Dataset rows about figures
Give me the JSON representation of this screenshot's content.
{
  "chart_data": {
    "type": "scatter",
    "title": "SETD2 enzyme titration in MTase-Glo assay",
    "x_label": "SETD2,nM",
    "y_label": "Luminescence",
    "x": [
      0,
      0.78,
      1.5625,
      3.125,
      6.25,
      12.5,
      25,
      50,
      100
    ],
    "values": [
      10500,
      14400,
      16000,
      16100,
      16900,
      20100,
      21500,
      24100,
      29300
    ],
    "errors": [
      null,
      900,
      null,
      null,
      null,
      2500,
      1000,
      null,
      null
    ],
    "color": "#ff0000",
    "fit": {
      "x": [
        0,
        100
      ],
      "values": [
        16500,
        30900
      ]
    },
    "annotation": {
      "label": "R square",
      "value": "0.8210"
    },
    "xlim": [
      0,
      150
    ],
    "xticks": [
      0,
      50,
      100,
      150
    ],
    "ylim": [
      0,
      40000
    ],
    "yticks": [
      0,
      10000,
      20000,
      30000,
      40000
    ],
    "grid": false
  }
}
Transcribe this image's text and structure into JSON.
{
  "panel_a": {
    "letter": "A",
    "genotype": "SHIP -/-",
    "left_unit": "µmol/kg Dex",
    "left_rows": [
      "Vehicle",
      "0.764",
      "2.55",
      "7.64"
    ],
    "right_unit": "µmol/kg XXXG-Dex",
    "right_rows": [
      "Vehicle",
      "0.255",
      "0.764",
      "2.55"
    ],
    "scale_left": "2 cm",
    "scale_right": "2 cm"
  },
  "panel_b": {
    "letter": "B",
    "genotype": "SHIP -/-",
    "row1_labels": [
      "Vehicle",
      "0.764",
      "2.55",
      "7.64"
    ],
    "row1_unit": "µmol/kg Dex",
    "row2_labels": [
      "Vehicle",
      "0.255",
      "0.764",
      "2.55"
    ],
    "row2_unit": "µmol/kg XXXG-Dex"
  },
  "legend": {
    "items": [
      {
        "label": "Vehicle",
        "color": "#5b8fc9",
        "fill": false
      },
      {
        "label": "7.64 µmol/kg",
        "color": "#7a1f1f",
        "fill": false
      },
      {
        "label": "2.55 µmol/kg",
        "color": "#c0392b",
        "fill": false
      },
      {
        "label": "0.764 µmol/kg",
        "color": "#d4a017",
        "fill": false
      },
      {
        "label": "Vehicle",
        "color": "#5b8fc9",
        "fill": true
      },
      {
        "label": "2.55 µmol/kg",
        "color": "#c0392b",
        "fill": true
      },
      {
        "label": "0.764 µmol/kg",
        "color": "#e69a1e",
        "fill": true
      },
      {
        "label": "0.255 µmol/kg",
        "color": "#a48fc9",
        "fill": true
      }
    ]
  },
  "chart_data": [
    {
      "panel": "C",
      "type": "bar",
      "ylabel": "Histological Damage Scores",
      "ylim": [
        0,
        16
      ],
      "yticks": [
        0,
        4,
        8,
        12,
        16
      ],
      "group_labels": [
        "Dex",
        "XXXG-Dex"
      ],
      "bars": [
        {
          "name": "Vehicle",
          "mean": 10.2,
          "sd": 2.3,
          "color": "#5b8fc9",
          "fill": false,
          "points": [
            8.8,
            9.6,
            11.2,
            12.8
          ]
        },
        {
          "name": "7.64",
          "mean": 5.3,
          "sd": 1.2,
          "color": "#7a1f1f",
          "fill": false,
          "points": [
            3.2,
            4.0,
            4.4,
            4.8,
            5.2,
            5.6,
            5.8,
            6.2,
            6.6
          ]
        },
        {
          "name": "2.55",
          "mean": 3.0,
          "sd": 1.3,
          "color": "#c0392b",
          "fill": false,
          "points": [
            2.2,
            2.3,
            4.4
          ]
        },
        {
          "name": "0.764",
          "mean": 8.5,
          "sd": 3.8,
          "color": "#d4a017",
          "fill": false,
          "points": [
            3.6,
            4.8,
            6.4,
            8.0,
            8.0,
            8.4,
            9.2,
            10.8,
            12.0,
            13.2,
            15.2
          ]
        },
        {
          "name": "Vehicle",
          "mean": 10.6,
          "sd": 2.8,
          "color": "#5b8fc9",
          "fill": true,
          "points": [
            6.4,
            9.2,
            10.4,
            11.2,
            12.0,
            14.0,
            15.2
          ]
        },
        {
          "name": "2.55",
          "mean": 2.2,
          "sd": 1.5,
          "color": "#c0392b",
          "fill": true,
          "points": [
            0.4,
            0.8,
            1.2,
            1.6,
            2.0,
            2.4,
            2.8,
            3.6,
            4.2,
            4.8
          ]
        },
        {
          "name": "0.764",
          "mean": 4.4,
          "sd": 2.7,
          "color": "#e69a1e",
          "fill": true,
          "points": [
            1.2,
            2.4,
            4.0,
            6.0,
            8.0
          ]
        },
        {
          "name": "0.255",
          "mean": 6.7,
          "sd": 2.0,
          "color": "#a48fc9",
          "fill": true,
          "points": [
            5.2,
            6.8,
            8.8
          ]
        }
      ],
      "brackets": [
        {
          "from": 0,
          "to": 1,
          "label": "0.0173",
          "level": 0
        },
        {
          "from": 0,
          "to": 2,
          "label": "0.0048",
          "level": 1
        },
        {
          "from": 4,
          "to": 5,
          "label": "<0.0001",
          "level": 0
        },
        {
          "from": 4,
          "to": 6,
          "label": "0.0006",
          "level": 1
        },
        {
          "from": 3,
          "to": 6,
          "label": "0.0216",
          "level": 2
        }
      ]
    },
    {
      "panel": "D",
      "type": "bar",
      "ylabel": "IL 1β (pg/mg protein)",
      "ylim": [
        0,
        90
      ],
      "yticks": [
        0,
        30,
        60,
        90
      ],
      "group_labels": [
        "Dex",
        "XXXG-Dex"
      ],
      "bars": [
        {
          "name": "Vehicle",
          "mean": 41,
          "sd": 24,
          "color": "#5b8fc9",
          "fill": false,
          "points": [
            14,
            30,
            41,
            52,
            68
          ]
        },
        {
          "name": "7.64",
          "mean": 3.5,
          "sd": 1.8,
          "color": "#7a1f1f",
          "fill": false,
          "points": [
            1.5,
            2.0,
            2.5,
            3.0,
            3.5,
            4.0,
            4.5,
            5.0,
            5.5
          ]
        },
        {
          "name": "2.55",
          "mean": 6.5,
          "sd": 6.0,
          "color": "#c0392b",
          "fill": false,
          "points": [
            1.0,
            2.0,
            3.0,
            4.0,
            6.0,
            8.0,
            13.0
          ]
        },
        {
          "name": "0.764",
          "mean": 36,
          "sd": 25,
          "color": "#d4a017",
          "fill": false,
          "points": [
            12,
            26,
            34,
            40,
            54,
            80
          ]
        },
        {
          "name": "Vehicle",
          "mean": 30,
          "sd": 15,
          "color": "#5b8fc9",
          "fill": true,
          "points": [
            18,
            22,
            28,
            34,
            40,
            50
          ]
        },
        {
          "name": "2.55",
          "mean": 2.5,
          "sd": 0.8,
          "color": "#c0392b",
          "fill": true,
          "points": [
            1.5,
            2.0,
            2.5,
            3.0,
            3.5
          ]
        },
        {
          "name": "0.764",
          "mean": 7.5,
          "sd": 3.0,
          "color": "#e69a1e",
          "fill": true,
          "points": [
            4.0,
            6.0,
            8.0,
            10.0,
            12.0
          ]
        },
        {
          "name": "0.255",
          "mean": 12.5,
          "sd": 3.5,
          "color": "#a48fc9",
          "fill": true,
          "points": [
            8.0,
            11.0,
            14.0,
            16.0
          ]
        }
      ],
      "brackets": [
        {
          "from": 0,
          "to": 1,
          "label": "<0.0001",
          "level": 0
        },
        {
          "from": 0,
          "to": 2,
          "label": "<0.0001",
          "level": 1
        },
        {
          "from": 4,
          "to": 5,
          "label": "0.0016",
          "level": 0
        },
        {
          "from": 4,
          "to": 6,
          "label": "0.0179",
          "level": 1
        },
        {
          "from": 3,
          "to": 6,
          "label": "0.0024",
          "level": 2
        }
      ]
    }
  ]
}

▸ **What the exercise asks**
Working through the records, copy each line in which the word "this" appears.

▸ **Exercise result**
Give me the JSON representation of this screenshot's content.
Transcribe this image's text and structure into JSON.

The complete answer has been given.